[DATASET ROWS]
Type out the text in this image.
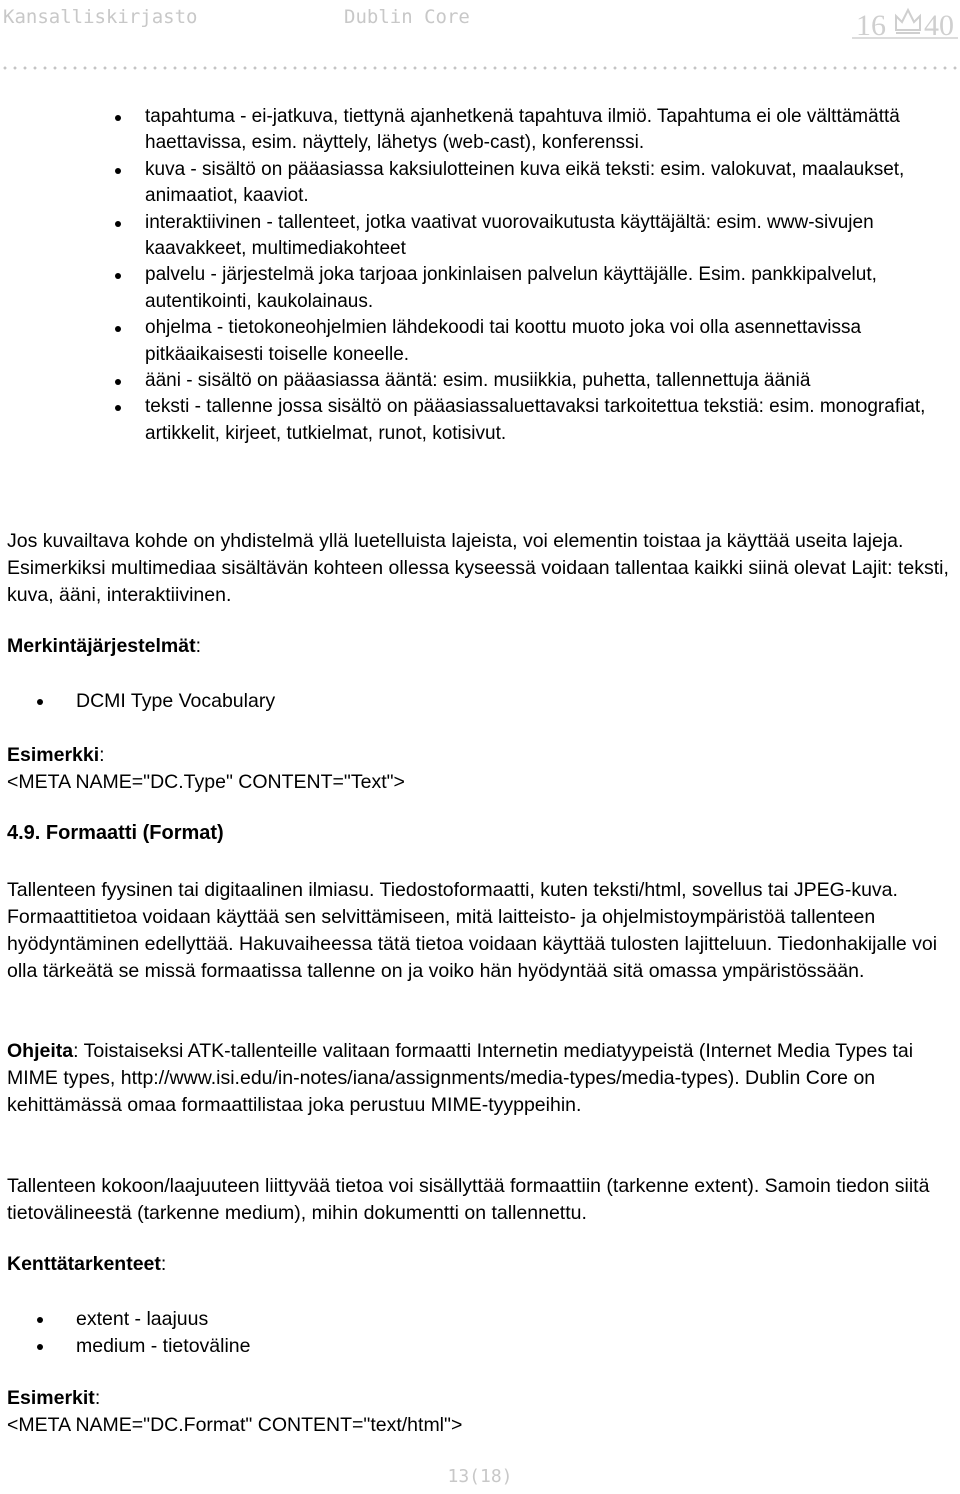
Kansalliskirjasto	Dublin Core	16 40
tapahtuma - ei-jatkuva, tiettynä ajanhetkenä tapahtuva ilmiö. Tapahtuma ei ole välttämättä haettavissa, esim. näyttely, lähetys (web-cast), konferenssi.
kuva - sisältö on pääasiassa kaksiulotteinen kuva eikä teksti: esim. valokuvat, maalaukset, animaatiot, kaaviot.
interaktiivinen - tallenteet, jotka vaativat vuorovaikutusta käyttäjältä: esim. www-sivujen kaavakkeet, multimediakohteet
palvelu - järjestelmä joka tarjoaa jonkinlaisen palvelun käyttäjälle. Esim. pankkipalvelut, autentikointi, kaukolainaus.
ohjelma - tietokoneohjelmien lähdekoodi tai koottu muoto joka voi olla asennettavissa pitkäaikaisesti toiselle koneelle.
ääni - sisältö on pääasiassa ääntä: esim. musiikkia, puhetta, tallennettuja ääniä
teksti - tallenne jossa sisältö on pääasiassaluettavaksi tarkoitettua tekstiä: esim. monografiat, artikkelit, kirjeet, tutkielmat, runot, kotisivut.

Jos kuvailtava kohde on yhdistelmä yllä luetelluista lajeista, voi elementin toistaa ja käyttää useita lajeja. Esimerkiksi multimediaa sisältävän kohteen ollessa kyseessä voidaan tallentaa kaikki siinä olevat Lajit: teksti, kuva, ääni, interaktiivinen.

Merkintäjärjestelmät:

DCMI Type Vocabulary

Esimerkki:

<META NAME="DC.Type" CONTENT="Text">

4.9. Formaatti (Format)

Tallenteen fyysinen tai digitaalinen ilmiasu. Tiedostoformaatti, kuten teksti/html, sovellus tai JPEG-kuva. Formaattitietoa voidaan käyttää sen selvittämiseen, mitä laitteisto- ja ohjelmistoympäristöä tallenteen hyödyntäminen edellyttää. Hakuvaiheessa tätä tietoa voidaan käyttää tulosten lajitteluun. Tiedonhakijalle voi olla tärkeätä se missä formaatissa tallenne on ja voiko hän hyödyntää sitä omassa ympäristössään.

Ohjeita: Toistaiseksi ATK-tallenteille valitaan formaatti Internetin mediatyypeistä (Internet Media Types tai MIME types, http://www.isi.edu/in-notes/iana/assignments/media-types/media-types). Dublin Core on kehittämässä omaa formaattilistaa joka perustuu MIME-tyyppeihin.

Tallenteen kokoon/laajuuteen liittyvää tietoa voi sisällyttää formaattiin (tarkenne extent). Samoin tiedon siitä tietovälineestä (tarkenne medium), mihin dokumentti on tallennettu.

Kenttätarkenteet:

extent - laajuus
medium - tietoväline

Esimerkit:

<META NAME="DC.Format" CONTENT="text/html">

13(18)
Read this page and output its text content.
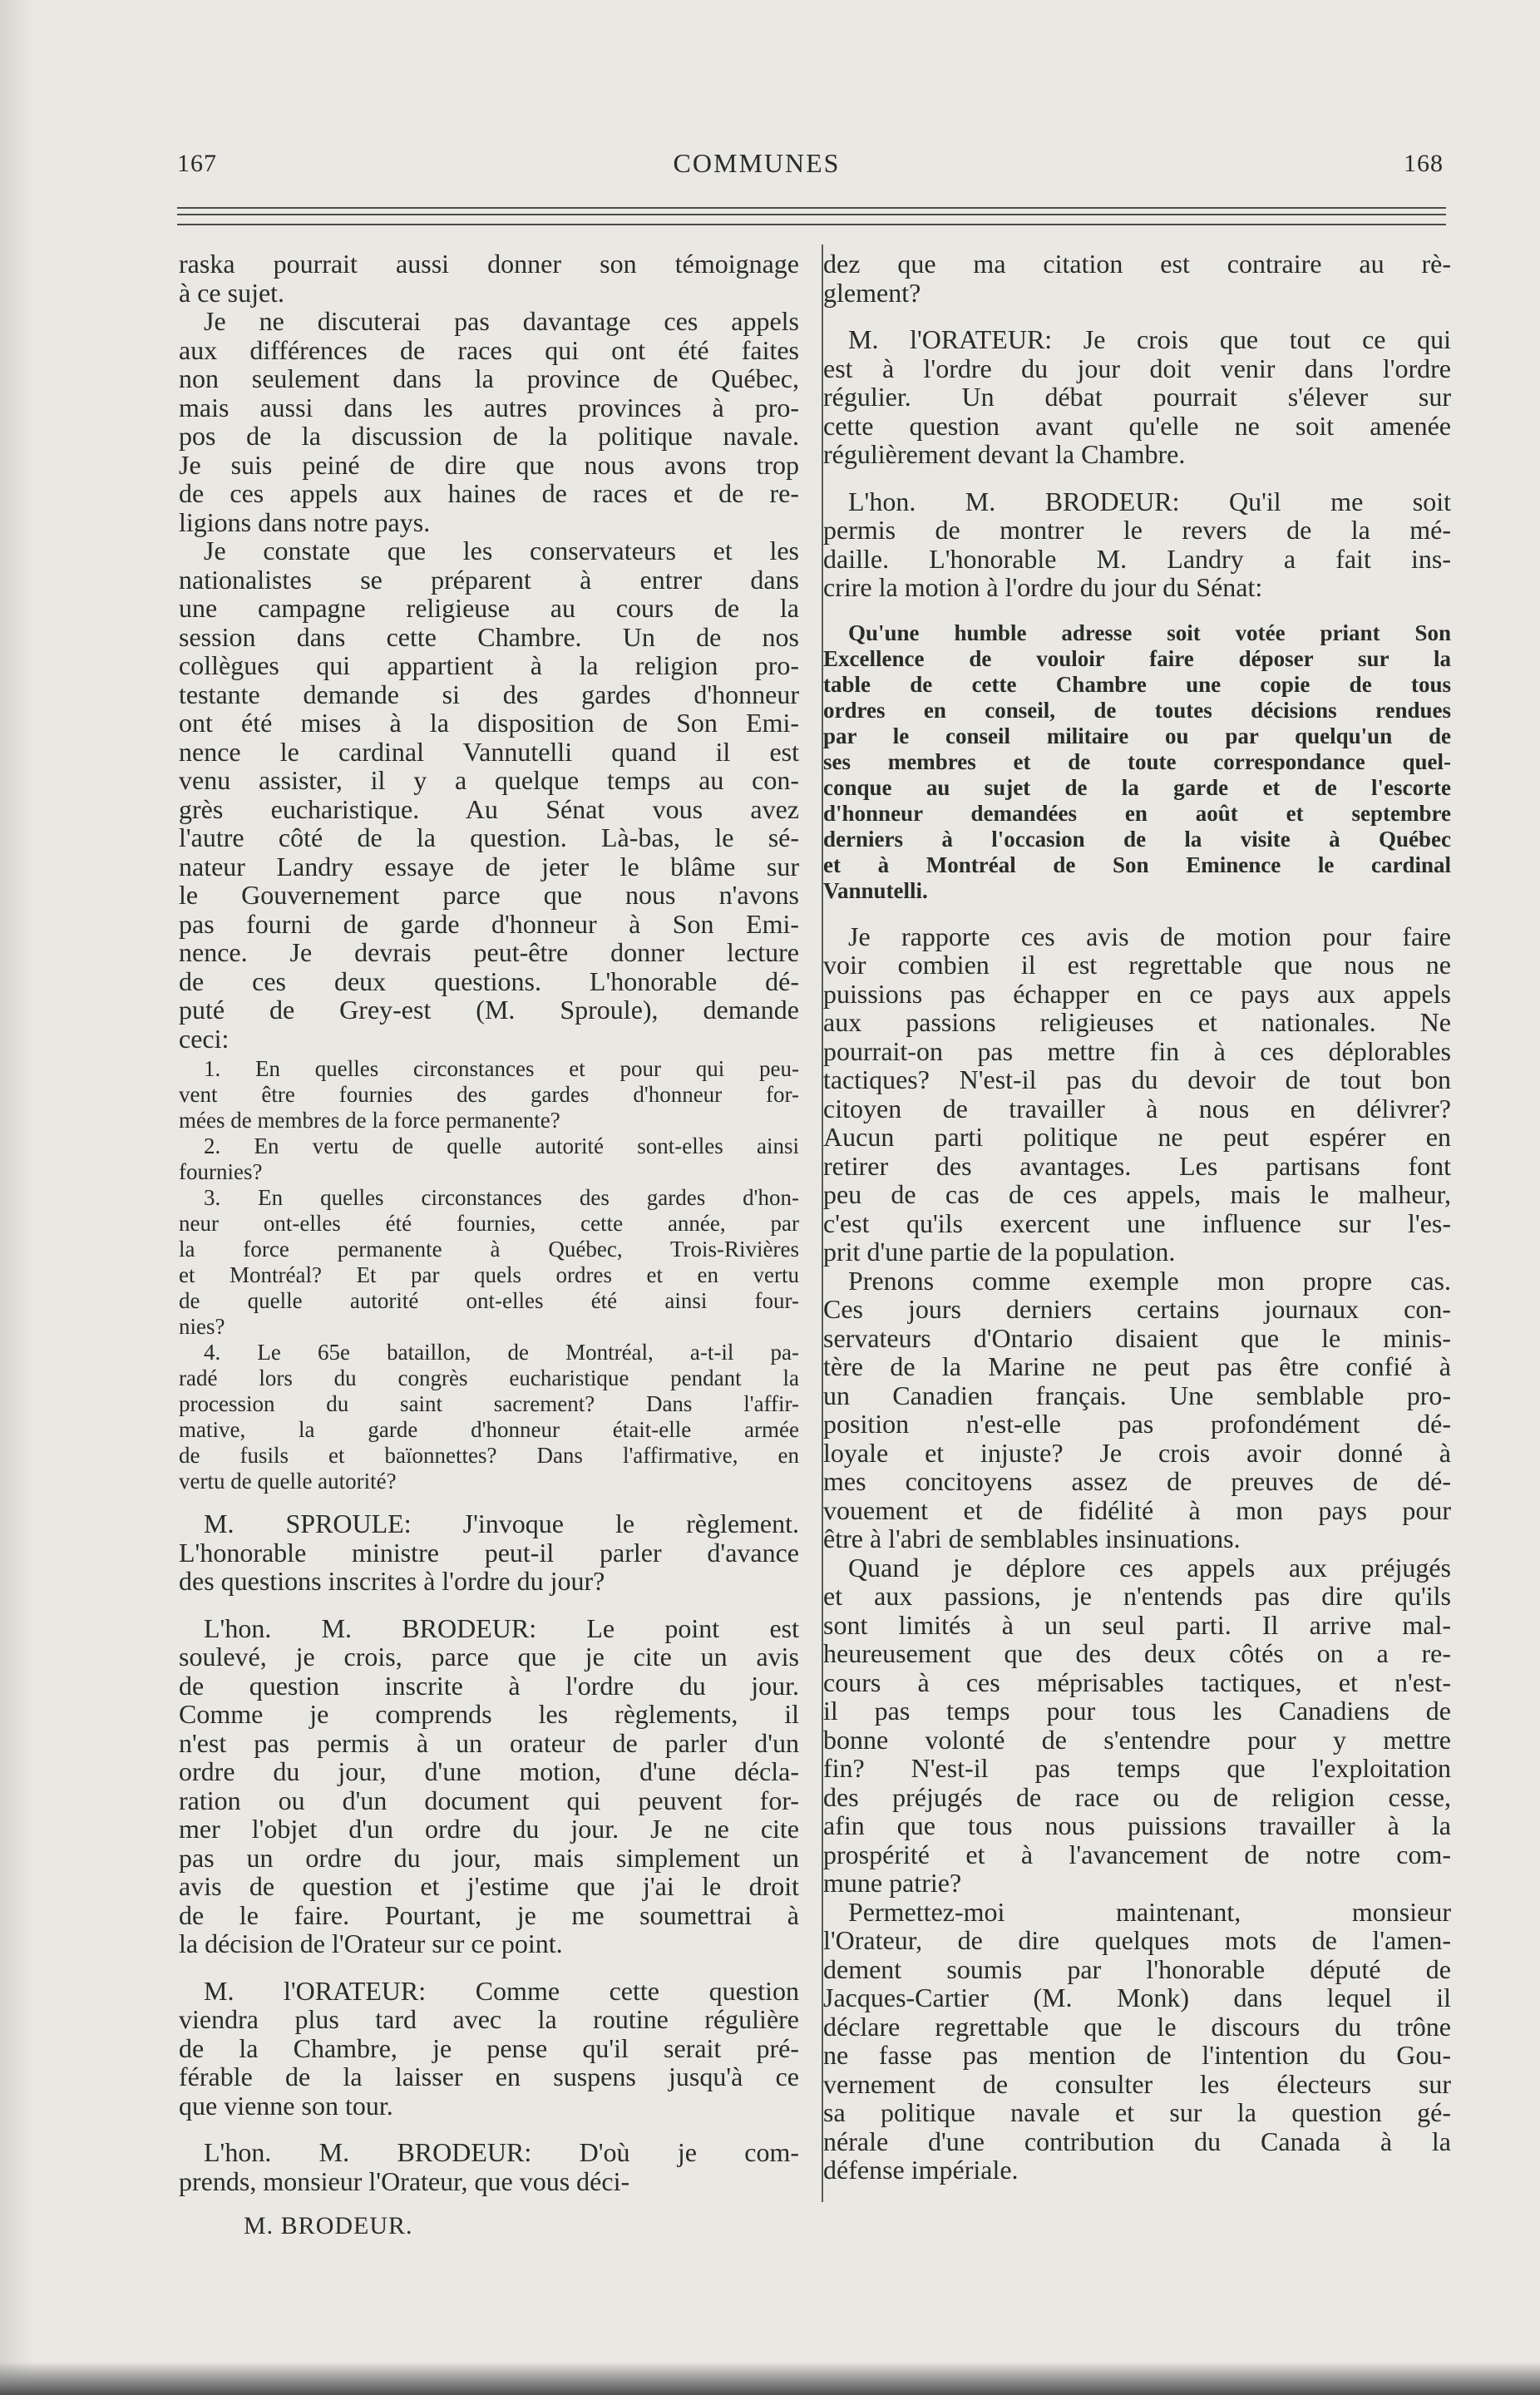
167	COMMUNES	168
raska pourrait aussi donner son témoignage
à ce sujet.
Je ne discuterai pas davantage ces appels
aux différences de races qui ont été faites
non seulement dans la province de Québec,
mais aussi dans les autres provinces à pro-
pos de la discussion de la politique navale.
Je suis peiné de dire que nous avons trop
de ces appels aux haines de races et de re-
ligions dans notre pays.
Je constate que les conservateurs et les
nationalistes se préparent à entrer dans
une campagne religieuse au cours de la
session dans cette Chambre. Un de nos
collègues qui appartient à la religion pro-
testante demande si des gardes d'honneur
ont été mises à la disposition de Son Emi-
nence le cardinal Vannutelli quand il est
venu assister, il y a quelque temps au con-
grès eucharistique. Au Sénat vous avez
l'autre côté de la question. Là-bas, le sé-
nateur Landry essaye de jeter le blâme sur
le Gouvernement parce que nous n'avons
pas fourni de garde d'honneur à Son Emi-
nence. Je devrais peut-être donner lecture
de ces deux questions. L'honorable dé-
puté de Grey-est (M. Sproule), demande
ceci:
1. En quelles circonstances et pour qui peu-
vent être fournies des gardes d'honneur for-
mées de membres de la force permanente?
2. En vertu de quelle autorité sont-elles ainsi
fournies?
3. En quelles circonstances des gardes d'hon-
neur ont-elles été fournies, cette année, par
la force permanente à Québec, Trois-Rivières
et Montréal? Et par quels ordres et en vertu
de quelle autorité ont-elles été ainsi four-
nies?
4. Le 65e bataillon, de Montréal, a-t-il pa-
radé lors du congrès eucharistique pendant la
procession du saint sacrement? Dans l'affir-
mative, la garde d'honneur était-elle armée
de fusils et baïonnettes? Dans l'affirmative, en
vertu de quelle autorité?
M. SPROULE: J'invoque le règlement.
L'honorable ministre peut-il parler d'avance
des questions inscrites à l'ordre du jour?
L'hon. M. BRODEUR: Le point est
soulevé, je crois, parce que je cite un avis
de question inscrite à l'ordre du jour.
Comme je comprends les règlements, il
n'est pas permis à un orateur de parler d'un
ordre du jour, d'une motion, d'une décla-
ration ou d'un document qui peuvent for-
mer l'objet d'un ordre du jour. Je ne cite
pas un ordre du jour, mais simplement un
avis de question et j'estime que j'ai le droit
de le faire. Pourtant, je me soumettrai à
la décision de l'Orateur sur ce point.
M. l'ORATEUR: Comme cette question
viendra plus tard avec la routine régulière
de la Chambre, je pense qu'il serait pré-
férable de la laisser en suspens jusqu'à ce
que vienne son tour.
L'hon. M. BRODEUR: D'où je com-
prends, monsieur l'Orateur, que vous déci-
dez que ma citation est contraire au rè-
glement?
M. l'ORATEUR: Je crois que tout ce qui
est à l'ordre du jour doit venir dans l'ordre
régulier. Un débat pourrait s'élever sur
cette question avant qu'elle ne soit amenée
régulièrement devant la Chambre.
L'hon. M. BRODEUR: Qu'il me soit
permis de montrer le revers de la mé-
daille. L'honorable M. Landry a fait ins-
crire la motion à l'ordre du jour du Sénat:
Qu'une humble adresse soit votée priant Son
Excellence de vouloir faire déposer sur la
table de cette Chambre une copie de tous
ordres en conseil, de toutes décisions rendues
par le conseil militaire ou par quelqu'un de
ses membres et de toute correspondance quel-
conque au sujet de la garde et de l'escorte
d'honneur demandées en août et septembre
derniers à l'occasion de la visite à Québec
et à Montréal de Son Eminence le cardinal
Vannutelli.
Je rapporte ces avis de motion pour faire
voir combien il est regrettable que nous ne
puissions pas échapper en ce pays aux appels
aux passions religieuses et nationales. Ne
pourrait-on pas mettre fin à ces déplorables
tactiques? N'est-il pas du devoir de tout bon
citoyen de travailler à nous en délivrer?
Aucun parti politique ne peut espérer en
retirer des avantages. Les partisans font
peu de cas de ces appels, mais le malheur,
c'est qu'ils exercent une influence sur l'es-
prit d'une partie de la population.
Prenons comme exemple mon propre cas.
Ces jours derniers certains journaux con-
servateurs d'Ontario disaient que le minis-
tère de la Marine ne peut pas être confié à
un Canadien français. Une semblable pro-
position n'est-elle pas profondément dé-
loyale et injuste? Je crois avoir donné à
mes concitoyens assez de preuves de dé-
vouement et de fidélité à mon pays pour
être à l'abri de semblables insinuations.
Quand je déplore ces appels aux préjugés
et aux passions, je n'entends pas dire qu'ils
sont limités à un seul parti. Il arrive mal-
heureusement que des deux côtés on a re-
cours à ces méprisables tactiques, et n'est-
il pas temps pour tous les Canadiens de
bonne volonté de s'entendre pour y mettre
fin? N'est-il pas temps que l'exploitation
des préjugés de race ou de religion cesse,
afin que tous nous puissions travailler à la
prospérité et à l'avancement de notre com-
mune patrie?
Permettez-moi maintenant, monsieur
l'Orateur, de dire quelques mots de l'amen-
dement soumis par l'honorable député de
Jacques-Cartier (M. Monk) dans lequel il
déclare regrettable que le discours du trône
ne fasse pas mention de l'intention du Gou-
vernement de consulter les électeurs sur
sa politique navale et sur la question gé-
nérale d'une contribution du Canada à la
défense impériale.
M. BRODEUR.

[WHAT TO PRODUCE]
Looking at the entries above, state how many lines contain "quelles"; give the number alone.

[SOLUTION TO THIS TASK]
2